The task -> Check each line of the entries below for the string "following"; copy every line where it appears.

[Stored data]

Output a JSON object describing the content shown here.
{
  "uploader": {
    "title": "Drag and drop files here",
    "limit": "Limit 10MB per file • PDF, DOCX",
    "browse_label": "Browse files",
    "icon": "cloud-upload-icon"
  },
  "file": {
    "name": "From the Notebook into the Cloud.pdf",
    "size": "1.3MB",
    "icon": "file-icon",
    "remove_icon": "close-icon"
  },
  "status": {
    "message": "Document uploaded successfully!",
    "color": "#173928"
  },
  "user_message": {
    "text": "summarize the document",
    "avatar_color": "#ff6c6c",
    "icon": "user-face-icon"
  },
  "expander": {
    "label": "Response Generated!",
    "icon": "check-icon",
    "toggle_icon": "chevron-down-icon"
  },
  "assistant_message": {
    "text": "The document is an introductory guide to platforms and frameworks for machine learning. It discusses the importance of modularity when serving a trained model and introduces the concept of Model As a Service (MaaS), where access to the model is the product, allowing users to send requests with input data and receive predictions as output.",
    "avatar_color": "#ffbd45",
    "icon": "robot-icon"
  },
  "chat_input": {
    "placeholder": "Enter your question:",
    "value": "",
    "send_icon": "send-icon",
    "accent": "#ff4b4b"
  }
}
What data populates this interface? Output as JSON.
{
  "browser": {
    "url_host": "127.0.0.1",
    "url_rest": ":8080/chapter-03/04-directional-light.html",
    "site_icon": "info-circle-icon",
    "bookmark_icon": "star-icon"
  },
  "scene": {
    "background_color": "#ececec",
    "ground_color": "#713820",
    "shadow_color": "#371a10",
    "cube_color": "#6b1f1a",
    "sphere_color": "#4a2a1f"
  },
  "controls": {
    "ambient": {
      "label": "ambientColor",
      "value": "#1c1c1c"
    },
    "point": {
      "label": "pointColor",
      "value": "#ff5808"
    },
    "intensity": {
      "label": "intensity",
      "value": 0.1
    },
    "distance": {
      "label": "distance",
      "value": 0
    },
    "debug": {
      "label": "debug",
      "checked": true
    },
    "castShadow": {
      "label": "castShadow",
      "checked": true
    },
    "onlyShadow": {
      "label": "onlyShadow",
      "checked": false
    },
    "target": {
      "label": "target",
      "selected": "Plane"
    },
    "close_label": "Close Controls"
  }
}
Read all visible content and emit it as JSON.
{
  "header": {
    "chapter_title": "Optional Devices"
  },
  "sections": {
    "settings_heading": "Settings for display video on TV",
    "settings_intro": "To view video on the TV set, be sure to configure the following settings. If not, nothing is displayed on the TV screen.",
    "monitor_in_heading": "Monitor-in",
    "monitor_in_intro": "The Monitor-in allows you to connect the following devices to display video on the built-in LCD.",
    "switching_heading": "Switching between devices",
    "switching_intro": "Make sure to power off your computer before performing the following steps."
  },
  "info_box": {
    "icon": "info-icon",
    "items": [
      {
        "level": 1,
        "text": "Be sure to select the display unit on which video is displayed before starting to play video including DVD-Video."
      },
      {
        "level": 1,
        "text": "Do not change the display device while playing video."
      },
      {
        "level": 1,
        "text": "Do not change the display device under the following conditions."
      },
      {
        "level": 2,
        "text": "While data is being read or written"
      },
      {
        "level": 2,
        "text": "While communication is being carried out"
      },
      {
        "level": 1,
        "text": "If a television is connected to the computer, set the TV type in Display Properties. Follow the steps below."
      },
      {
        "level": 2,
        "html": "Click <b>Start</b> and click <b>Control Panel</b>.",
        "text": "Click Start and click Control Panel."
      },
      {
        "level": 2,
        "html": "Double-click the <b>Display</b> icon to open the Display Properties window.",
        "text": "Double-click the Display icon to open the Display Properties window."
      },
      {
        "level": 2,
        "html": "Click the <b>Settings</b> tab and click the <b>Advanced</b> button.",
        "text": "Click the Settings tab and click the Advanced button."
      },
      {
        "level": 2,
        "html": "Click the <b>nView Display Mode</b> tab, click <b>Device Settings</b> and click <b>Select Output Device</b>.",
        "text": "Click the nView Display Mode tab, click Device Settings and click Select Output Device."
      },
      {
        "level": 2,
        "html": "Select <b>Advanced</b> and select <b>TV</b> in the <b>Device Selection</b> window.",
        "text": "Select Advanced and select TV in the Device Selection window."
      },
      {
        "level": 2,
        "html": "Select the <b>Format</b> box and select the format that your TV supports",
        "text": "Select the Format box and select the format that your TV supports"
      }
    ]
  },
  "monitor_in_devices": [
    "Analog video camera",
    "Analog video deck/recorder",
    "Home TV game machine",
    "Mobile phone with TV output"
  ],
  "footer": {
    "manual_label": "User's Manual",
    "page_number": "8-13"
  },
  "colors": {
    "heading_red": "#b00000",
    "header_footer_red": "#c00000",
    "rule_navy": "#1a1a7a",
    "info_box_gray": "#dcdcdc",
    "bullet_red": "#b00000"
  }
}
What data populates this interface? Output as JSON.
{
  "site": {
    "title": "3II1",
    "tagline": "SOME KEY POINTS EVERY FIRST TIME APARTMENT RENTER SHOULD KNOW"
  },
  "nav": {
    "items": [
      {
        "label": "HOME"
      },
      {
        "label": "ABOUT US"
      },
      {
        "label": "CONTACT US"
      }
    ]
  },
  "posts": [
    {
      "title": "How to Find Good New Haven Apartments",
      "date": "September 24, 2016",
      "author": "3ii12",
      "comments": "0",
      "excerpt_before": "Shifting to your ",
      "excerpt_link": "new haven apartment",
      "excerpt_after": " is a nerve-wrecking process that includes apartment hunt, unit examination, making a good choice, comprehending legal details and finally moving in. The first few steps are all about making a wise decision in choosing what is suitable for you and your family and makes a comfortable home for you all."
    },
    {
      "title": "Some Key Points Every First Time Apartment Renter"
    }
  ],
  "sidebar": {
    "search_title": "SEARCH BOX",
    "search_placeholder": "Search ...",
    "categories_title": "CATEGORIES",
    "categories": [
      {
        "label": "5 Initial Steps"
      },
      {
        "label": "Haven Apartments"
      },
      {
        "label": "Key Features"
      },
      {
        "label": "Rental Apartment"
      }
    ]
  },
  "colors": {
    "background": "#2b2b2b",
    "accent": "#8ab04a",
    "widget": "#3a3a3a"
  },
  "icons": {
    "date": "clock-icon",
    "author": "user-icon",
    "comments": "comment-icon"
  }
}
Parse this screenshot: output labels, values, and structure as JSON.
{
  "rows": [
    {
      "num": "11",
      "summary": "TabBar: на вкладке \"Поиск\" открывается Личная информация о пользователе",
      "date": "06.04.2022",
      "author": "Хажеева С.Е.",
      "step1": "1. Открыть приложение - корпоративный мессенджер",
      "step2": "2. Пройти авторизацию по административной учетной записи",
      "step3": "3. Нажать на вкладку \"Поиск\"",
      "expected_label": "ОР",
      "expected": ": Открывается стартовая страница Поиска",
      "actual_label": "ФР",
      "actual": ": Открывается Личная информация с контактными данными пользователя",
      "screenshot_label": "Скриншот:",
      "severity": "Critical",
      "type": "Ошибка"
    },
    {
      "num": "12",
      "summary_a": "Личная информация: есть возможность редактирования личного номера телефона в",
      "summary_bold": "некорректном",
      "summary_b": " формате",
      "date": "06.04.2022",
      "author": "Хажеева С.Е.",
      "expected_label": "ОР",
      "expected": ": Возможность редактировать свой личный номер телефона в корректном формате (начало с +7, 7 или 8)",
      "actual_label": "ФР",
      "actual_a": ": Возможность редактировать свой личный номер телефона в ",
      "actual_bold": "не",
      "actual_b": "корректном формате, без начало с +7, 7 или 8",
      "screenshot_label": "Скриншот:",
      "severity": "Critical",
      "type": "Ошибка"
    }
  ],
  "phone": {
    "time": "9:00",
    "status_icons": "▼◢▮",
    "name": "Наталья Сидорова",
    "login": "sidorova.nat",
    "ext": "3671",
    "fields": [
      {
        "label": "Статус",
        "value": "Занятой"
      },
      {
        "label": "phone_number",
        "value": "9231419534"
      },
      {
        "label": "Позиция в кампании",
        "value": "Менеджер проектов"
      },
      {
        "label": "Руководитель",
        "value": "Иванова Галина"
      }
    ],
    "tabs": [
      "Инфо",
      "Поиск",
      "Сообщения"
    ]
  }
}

Worked answer ->
    "settings_intro": "To view video on the TV set, be sure to configure the following settings. If not, nothing is displayed on the TV screen.",
    "monitor_in_intro": "The Monitor-in allows you to connect the following devices to display video on the built-in LCD.",
    "switching_intro": "Make sure to power off your computer before performing the following steps."
        "text": "Do not change the display device under the following conditions."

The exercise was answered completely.